Records about charts and figures:
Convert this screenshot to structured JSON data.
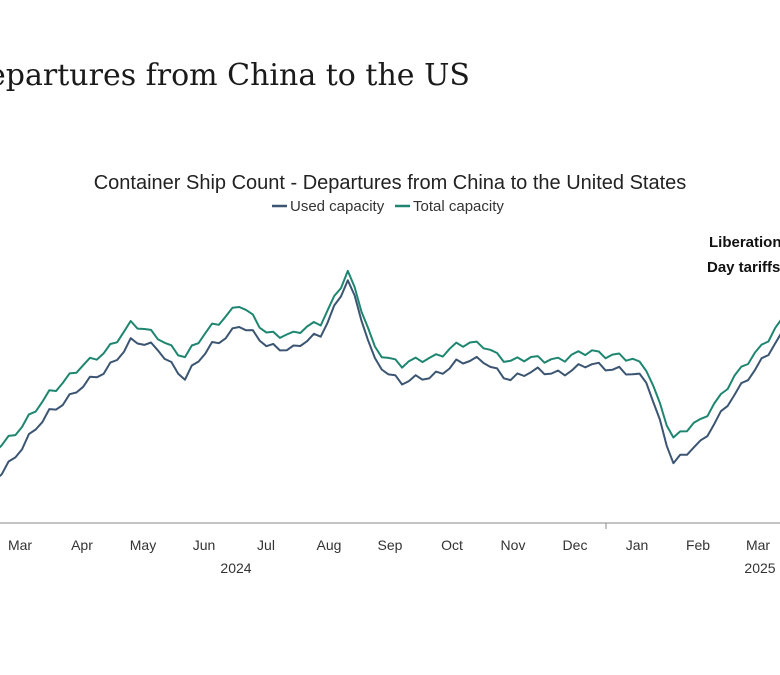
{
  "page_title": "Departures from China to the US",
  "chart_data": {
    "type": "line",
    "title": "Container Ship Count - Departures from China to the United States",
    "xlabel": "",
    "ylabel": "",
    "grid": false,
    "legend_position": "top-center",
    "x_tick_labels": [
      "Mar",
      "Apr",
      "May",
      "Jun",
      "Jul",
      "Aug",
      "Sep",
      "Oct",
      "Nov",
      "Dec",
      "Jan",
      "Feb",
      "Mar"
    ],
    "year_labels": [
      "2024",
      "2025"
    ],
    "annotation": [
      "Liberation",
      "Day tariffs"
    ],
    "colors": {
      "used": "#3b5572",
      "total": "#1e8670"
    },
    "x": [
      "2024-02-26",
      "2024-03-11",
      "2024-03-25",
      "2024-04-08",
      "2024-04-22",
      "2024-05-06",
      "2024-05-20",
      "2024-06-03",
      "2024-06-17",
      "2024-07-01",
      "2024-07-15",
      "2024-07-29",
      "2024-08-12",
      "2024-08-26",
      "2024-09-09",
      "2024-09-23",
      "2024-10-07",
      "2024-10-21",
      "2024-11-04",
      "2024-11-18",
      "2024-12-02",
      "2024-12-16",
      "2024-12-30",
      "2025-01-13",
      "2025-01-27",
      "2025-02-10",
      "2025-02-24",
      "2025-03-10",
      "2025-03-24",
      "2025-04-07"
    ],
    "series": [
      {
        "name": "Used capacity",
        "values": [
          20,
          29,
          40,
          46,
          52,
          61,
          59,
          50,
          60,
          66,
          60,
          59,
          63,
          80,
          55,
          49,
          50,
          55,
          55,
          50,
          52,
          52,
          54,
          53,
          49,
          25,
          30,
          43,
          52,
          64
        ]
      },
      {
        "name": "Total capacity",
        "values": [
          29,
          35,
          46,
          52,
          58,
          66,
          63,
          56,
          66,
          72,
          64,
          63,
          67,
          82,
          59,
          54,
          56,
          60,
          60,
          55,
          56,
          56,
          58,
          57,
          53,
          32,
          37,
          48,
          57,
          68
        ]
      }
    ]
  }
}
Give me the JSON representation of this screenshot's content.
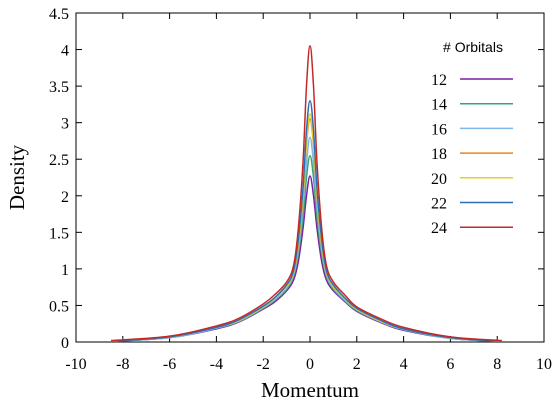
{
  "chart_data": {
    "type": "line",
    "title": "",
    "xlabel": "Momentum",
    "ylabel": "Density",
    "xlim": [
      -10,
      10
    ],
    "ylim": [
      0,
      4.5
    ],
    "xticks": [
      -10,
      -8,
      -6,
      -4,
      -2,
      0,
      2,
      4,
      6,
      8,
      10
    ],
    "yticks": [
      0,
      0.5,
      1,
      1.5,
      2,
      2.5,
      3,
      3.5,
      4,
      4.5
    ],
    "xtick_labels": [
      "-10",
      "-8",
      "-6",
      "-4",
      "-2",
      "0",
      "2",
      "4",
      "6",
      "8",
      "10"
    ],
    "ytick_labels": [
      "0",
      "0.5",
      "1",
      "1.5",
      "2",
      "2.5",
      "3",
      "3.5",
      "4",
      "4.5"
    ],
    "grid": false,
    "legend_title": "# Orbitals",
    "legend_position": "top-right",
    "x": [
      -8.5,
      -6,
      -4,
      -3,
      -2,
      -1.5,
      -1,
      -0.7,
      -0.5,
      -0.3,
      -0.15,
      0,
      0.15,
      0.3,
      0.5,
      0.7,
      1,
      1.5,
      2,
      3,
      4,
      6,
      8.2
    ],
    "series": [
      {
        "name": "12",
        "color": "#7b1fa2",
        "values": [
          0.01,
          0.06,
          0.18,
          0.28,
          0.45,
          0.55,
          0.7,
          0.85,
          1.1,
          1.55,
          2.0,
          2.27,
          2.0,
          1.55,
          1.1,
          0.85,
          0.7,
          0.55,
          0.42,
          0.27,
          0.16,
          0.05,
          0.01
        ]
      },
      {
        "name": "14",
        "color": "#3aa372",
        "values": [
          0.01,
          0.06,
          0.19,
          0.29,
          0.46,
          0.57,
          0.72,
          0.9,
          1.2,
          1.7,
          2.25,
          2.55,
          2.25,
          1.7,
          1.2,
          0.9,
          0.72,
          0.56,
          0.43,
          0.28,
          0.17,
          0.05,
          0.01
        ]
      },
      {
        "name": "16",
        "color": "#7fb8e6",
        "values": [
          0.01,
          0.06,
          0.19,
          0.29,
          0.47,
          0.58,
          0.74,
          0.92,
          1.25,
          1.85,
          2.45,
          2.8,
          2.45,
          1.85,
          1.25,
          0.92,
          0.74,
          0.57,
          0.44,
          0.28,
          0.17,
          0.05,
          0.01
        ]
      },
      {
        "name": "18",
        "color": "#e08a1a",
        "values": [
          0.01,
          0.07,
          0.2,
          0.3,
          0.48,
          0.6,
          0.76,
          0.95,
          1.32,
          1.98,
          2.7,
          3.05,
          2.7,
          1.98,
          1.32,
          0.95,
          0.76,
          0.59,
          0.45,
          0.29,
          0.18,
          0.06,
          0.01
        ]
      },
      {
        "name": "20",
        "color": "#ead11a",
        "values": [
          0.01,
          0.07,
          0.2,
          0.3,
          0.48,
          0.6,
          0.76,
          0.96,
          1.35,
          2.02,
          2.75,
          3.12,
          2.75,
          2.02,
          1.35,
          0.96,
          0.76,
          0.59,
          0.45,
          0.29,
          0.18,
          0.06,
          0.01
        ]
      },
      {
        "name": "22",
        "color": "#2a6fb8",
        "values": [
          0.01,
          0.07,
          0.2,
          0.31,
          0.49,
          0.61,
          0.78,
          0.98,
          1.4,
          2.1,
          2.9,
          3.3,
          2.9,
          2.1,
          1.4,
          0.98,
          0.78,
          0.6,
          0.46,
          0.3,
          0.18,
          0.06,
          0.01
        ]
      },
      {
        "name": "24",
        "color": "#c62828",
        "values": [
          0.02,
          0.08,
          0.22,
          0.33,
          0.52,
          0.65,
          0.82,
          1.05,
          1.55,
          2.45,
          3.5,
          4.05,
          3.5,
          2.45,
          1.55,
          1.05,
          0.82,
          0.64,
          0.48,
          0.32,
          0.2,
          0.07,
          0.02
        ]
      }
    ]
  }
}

* [WHAT IS NEEDED] The material above must be printed exactly, with its pictures left out.

* [TASK RESULT]
Convert this screenshot to structured JSON data.
{
  "page_title": "Departures from China to the US",
  "chart_data": {
    "type": "line",
    "title": "Container Ship Count - Departures from China to the United States",
    "xlabel": "",
    "ylabel": "",
    "grid": false,
    "legend_position": "top-center",
    "x_tick_labels": [
      "Mar",
      "Apr",
      "May",
      "Jun",
      "Jul",
      "Aug",
      "Sep",
      "Oct",
      "Nov",
      "Dec",
      "Jan",
      "Feb",
      "Mar"
    ],
    "year_labels": [
      "2024",
      "2025"
    ],
    "annotation": [
      "Liberation",
      "Day tariffs"
    ],
    "colors": {
      "used": "#3b5572",
      "total": "#1e8670"
    },
    "x": [
      "2024-02-26",
      "2024-03-11",
      "2024-03-25",
      "2024-04-08",
      "2024-04-22",
      "2024-05-06",
      "2024-05-20",
      "2024-06-03",
      "2024-06-17",
      "2024-07-01",
      "2024-07-15",
      "2024-07-29",
      "2024-08-12",
      "2024-08-26",
      "2024-09-09",
      "2024-09-23",
      "2024-10-07",
      "2024-10-21",
      "2024-11-04",
      "2024-11-18",
      "2024-12-02",
      "2024-12-16",
      "2024-12-30",
      "2025-01-13",
      "2025-01-27",
      "2025-02-10",
      "2025-02-24",
      "2025-03-10",
      "2025-03-24",
      "2025-04-07"
    ],
    "series": [
      {
        "name": "Used capacity",
        "values": [
          20,
          29,
          40,
          46,
          52,
          61,
          59,
          50,
          60,
          66,
          60,
          59,
          63,
          80,
          55,
          49,
          50,
          55,
          55,
          50,
          52,
          52,
          54,
          53,
          49,
          25,
          30,
          43,
          52,
          64
        ]
      },
      {
        "name": "Total capacity",
        "values": [
          29,
          35,
          46,
          52,
          58,
          66,
          63,
          56,
          66,
          72,
          64,
          63,
          67,
          82,
          59,
          54,
          56,
          60,
          60,
          55,
          56,
          56,
          58,
          57,
          53,
          32,
          37,
          48,
          57,
          68
        ]
      }
    ]
  }
}
Give me the JSON representation of this screenshot's content.
{
  "chart_data": {
    "type": "line",
    "title": "",
    "xlabel": "Momentum",
    "ylabel": "Density",
    "xlim": [
      -10,
      10
    ],
    "ylim": [
      0,
      4.5
    ],
    "xticks": [
      -10,
      -8,
      -6,
      -4,
      -2,
      0,
      2,
      4,
      6,
      8,
      10
    ],
    "yticks": [
      0,
      0.5,
      1,
      1.5,
      2,
      2.5,
      3,
      3.5,
      4,
      4.5
    ],
    "xtick_labels": [
      "-10",
      "-8",
      "-6",
      "-4",
      "-2",
      "0",
      "2",
      "4",
      "6",
      "8",
      "10"
    ],
    "ytick_labels": [
      "0",
      "0.5",
      "1",
      "1.5",
      "2",
      "2.5",
      "3",
      "3.5",
      "4",
      "4.5"
    ],
    "grid": false,
    "legend_title": "# Orbitals",
    "legend_position": "top-right",
    "x": [
      -8.5,
      -6,
      -4,
      -3,
      -2,
      -1.5,
      -1,
      -0.7,
      -0.5,
      -0.3,
      -0.15,
      0,
      0.15,
      0.3,
      0.5,
      0.7,
      1,
      1.5,
      2,
      3,
      4,
      6,
      8.2
    ],
    "series": [
      {
        "name": "12",
        "color": "#7b1fa2",
        "values": [
          0.01,
          0.06,
          0.18,
          0.28,
          0.45,
          0.55,
          0.7,
          0.85,
          1.1,
          1.55,
          2.0,
          2.27,
          2.0,
          1.55,
          1.1,
          0.85,
          0.7,
          0.55,
          0.42,
          0.27,
          0.16,
          0.05,
          0.01
        ]
      },
      {
        "name": "14",
        "color": "#3aa372",
        "values": [
          0.01,
          0.06,
          0.19,
          0.29,
          0.46,
          0.57,
          0.72,
          0.9,
          1.2,
          1.7,
          2.25,
          2.55,
          2.25,
          1.7,
          1.2,
          0.9,
          0.72,
          0.56,
          0.43,
          0.28,
          0.17,
          0.05,
          0.01
        ]
      },
      {
        "name": "16",
        "color": "#7fb8e6",
        "values": [
          0.01,
          0.06,
          0.19,
          0.29,
          0.47,
          0.58,
          0.74,
          0.92,
          1.25,
          1.85,
          2.45,
          2.8,
          2.45,
          1.85,
          1.25,
          0.92,
          0.74,
          0.57,
          0.44,
          0.28,
          0.17,
          0.05,
          0.01
        ]
      },
      {
        "name": "18",
        "color": "#e08a1a",
        "values": [
          0.01,
          0.07,
          0.2,
          0.3,
          0.48,
          0.6,
          0.76,
          0.95,
          1.32,
          1.98,
          2.7,
          3.05,
          2.7,
          1.98,
          1.32,
          0.95,
          0.76,
          0.59,
          0.45,
          0.29,
          0.18,
          0.06,
          0.01
        ]
      },
      {
        "name": "20",
        "color": "#ead11a",
        "values": [
          0.01,
          0.07,
          0.2,
          0.3,
          0.48,
          0.6,
          0.76,
          0.96,
          1.35,
          2.02,
          2.75,
          3.12,
          2.75,
          2.02,
          1.35,
          0.96,
          0.76,
          0.59,
          0.45,
          0.29,
          0.18,
          0.06,
          0.01
        ]
      },
      {
        "name": "22",
        "color": "#2a6fb8",
        "values": [
          0.01,
          0.07,
          0.2,
          0.31,
          0.49,
          0.61,
          0.78,
          0.98,
          1.4,
          2.1,
          2.9,
          3.3,
          2.9,
          2.1,
          1.4,
          0.98,
          0.78,
          0.6,
          0.46,
          0.3,
          0.18,
          0.06,
          0.01
        ]
      },
      {
        "name": "24",
        "color": "#c62828",
        "values": [
          0.02,
          0.08,
          0.22,
          0.33,
          0.52,
          0.65,
          0.82,
          1.05,
          1.55,
          2.45,
          3.5,
          4.05,
          3.5,
          2.45,
          1.55,
          1.05,
          0.82,
          0.64,
          0.48,
          0.32,
          0.2,
          0.07,
          0.02
        ]
      }
    ]
  }
}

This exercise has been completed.